What the task requires – Recast every line of the data below as a Markdown table with two columns, Row and Text. Number the rows, skip blank lines, and leave the pictures out.

Given records –
= = = = =

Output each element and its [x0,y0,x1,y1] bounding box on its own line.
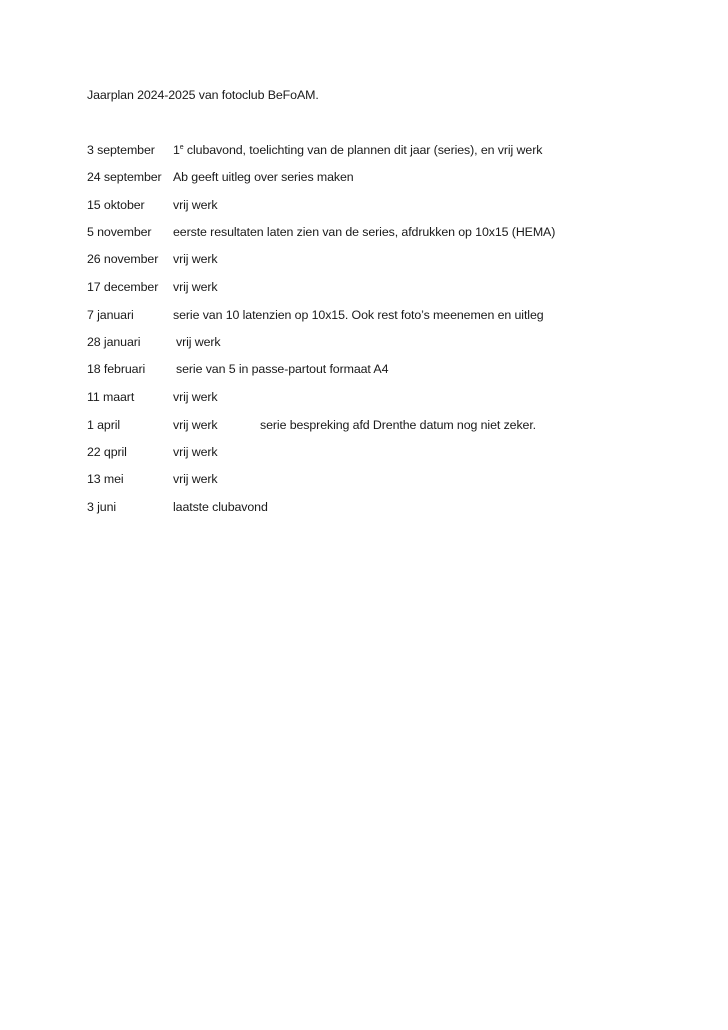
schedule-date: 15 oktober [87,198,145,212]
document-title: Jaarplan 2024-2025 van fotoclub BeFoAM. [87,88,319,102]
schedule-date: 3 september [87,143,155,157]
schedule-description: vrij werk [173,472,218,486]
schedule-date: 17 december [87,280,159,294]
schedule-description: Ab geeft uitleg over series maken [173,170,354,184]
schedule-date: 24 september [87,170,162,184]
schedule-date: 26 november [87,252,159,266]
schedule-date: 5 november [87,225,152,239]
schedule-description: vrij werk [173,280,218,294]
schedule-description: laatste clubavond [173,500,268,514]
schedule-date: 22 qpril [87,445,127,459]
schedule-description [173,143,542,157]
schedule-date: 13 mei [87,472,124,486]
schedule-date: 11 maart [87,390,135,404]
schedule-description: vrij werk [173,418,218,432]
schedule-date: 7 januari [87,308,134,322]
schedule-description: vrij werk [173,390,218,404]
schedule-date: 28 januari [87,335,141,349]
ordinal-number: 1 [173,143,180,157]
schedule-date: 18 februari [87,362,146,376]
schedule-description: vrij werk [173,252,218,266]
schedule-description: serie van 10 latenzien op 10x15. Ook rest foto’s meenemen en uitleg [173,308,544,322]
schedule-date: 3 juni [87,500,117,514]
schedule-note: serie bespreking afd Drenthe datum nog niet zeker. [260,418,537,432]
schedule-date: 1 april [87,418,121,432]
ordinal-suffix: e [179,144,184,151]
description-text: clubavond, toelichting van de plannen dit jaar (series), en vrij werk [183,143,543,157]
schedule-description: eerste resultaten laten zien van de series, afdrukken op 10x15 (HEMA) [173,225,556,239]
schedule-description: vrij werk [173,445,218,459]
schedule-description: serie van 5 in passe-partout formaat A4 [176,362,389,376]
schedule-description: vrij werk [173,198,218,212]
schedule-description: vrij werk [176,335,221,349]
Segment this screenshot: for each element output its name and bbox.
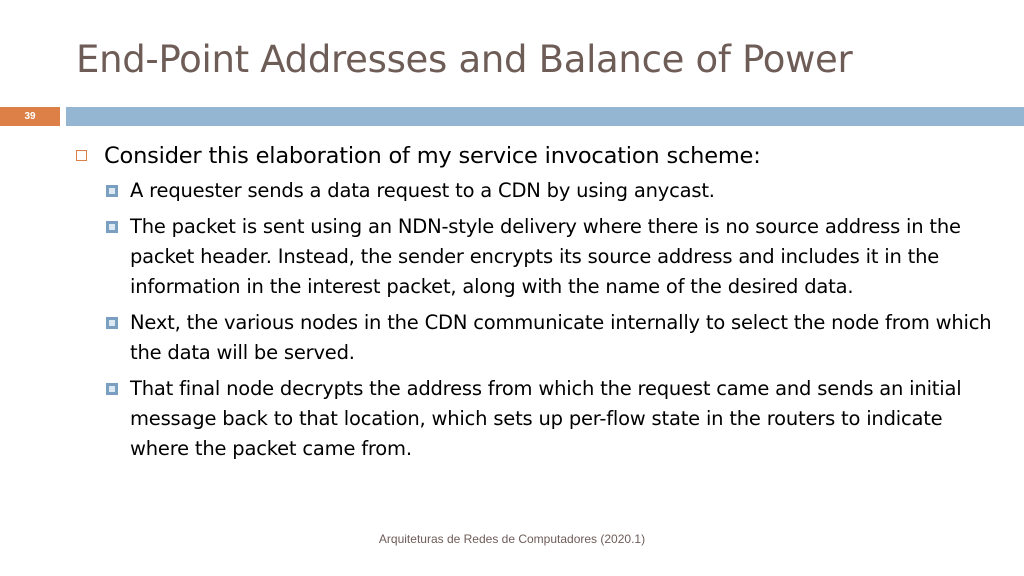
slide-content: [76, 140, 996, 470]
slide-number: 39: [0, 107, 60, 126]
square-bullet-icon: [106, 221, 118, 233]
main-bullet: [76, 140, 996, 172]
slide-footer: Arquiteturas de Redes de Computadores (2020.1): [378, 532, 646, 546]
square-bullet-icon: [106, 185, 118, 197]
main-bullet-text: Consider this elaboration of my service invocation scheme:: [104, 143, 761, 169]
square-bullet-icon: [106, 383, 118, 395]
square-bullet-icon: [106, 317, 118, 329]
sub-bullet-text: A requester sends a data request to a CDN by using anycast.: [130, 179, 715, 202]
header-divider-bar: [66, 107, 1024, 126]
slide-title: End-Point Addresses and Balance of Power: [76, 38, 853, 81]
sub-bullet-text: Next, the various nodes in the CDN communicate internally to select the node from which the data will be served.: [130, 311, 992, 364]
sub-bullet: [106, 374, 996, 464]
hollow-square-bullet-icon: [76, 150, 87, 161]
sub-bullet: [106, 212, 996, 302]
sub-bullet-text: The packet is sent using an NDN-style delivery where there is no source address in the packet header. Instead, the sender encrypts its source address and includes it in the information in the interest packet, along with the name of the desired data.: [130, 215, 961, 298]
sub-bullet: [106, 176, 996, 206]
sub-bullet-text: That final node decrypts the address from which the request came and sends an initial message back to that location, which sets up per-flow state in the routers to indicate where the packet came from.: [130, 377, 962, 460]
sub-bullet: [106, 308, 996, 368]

= = = = =

Reply to the exercise –
| Row | Text |
|---|---|
| 1 | Output each element and its [x0,y0,x1,y1] bounding box on its own line. |
| 2 | schedule-date: 15 oktober [87,198,145,212] |
| 3 | document-title: Jaarplan 2024-2025 van fotoclub BeFoAM. [87,88,319,102] |
| 4 | schedule-date: 3 september [87,143,155,157] |
| 5 | schedule-description: vrij werk [173,472,218,486] |
| 6 | schedule-date: 17 december [87,280,159,294] |
| 7 | schedule-description: Ab geeft uitleg over series maken [173,170,354,184] |
| 8 | schedule-date: 24 september [87,170,162,184] |
| 9 | schedule-date: 26 november [87,252,159,266] |
| 10 | schedule-date: 5 november [87,225,152,239] |
| 11 | schedule-description: vrij werk [173,280,218,294] |
| 12 | schedule-description: laatste clubavond [173,500,268,514] |
| 13 | schedule-date: 22 qpril [87,445,127,459] |
| 14 | schedule-description [173,143,542,157] |
| 15 | schedule-date: 13 mei [87,472,124,486] |
| 16 | schedule-date: 11 maart [87,390,135,404] |
| 17 | schedule-description: vrij werk [173,418,218,432] |
| 18 | schedule-date: 7 januari [87,308,134,322] |
| 19 | schedule-description: vrij werk [173,390,218,404] |
| 20 | schedule-date: 28 januari [87,335,141,349] |
| 21 | ordinal-number: 1 [173,143,180,157] |
| 22 | schedule-date: 18 februari [87,362,146,376] |
| 23 | schedule-description: vrij werk [173,252,218,266] |
| 24 | schedule-description: serie van 10 latenzien op 10x15. Ook rest foto’s meenemen en uitleg [173,308,544,322] |
| 25 | schedule-date: 3 juni [87,500,117,514] |
| 26 | schedule-note: serie bespreking afd Drenthe datum nog niet zeker. [260,418,537,432] |
| 27 | schedule-date: 1 april [87,418,121,432] |
| 28 | ordinal-suffix: e [179,144,184,151] |
| 29 | description-text: clubavond, toelichting van de plannen dit jaar (series), en vrij werk [183,143,543,157] |
| 30 | schedule-description: eerste resultaten laten zien van de series, afdrukken op 10x15 (HEMA) [173,225,556,239] |
| 31 | schedule-description: vrij werk [173,445,218,459] |
| 32 | schedule-description: serie van 5 in passe-partout formaat A4 [176,362,389,376] |
| 33 | schedule-description: vrij werk [173,198,218,212] |
| 34 | schedule-description: vrij werk [176,335,221,349] |
| 35 | Segment this screenshot: for each element output its name and bbox. |
| 36 | slide-content: [76, 140, 996, 470] |
| 37 | slide-number: 39: [0, 107, 60, 126] |
| 38 | square-bullet-icon: [106, 221, 118, 233] |
| 39 | main-bullet: [76, 140, 996, 172] |
| 40 | slide-footer: Arquiteturas de Redes de Computadores (2020.1): [378, 532, 646, 546] |
| 41 | square-bullet-icon: [106, 185, 118, 197] |
| 42 | main-bullet-text: Consider this elaboration of my service invocation scheme:: [104, 143, 761, 169] |
| 43 | square-bullet-icon: [106, 383, 118, 395] |
| 44 | square-bullet-icon: [106, 317, 118, 329] |
| 45 | sub-bullet-text: A requester sends a data request to a CDN by using anycast.: [130, 179, 715, 202] |
| 46 | header-divider-bar: [66, 107, 1024, 126] |
| 47 | slide-title: End-Point Addresses and Balance of Power: [76, 38, 853, 81] |
| 48 | sub-bullet-text: Next, the various nodes in the CDN communicate internally to select the node from which the data will be served.: [130, 311, 992, 364] |
| 49 | sub-bullet: [106, 374, 996, 464] |
| 50 | hollow-square-bullet-icon: [76, 150, 87, 161] |
| 51 | sub-bullet: [106, 212, 996, 302] |
| 52 | sub-bullet-text: The packet is sent using an NDN-style delivery where there is no source address in the packet header. Instead, the sender encrypts its source address and includes it in the information in the interest packet, along with the name of the desired data.: [130, 215, 961, 298] |
| 53 | sub-bullet: [106, 176, 996, 206] |
| 54 | sub-bullet-text: That final node decrypts the address from which the request came and sends an initial message back to that location, which sets up per-flow state in the routers to indicate where the packet came from.: [130, 377, 962, 460] |
| 55 | sub-bullet: [106, 308, 996, 368] |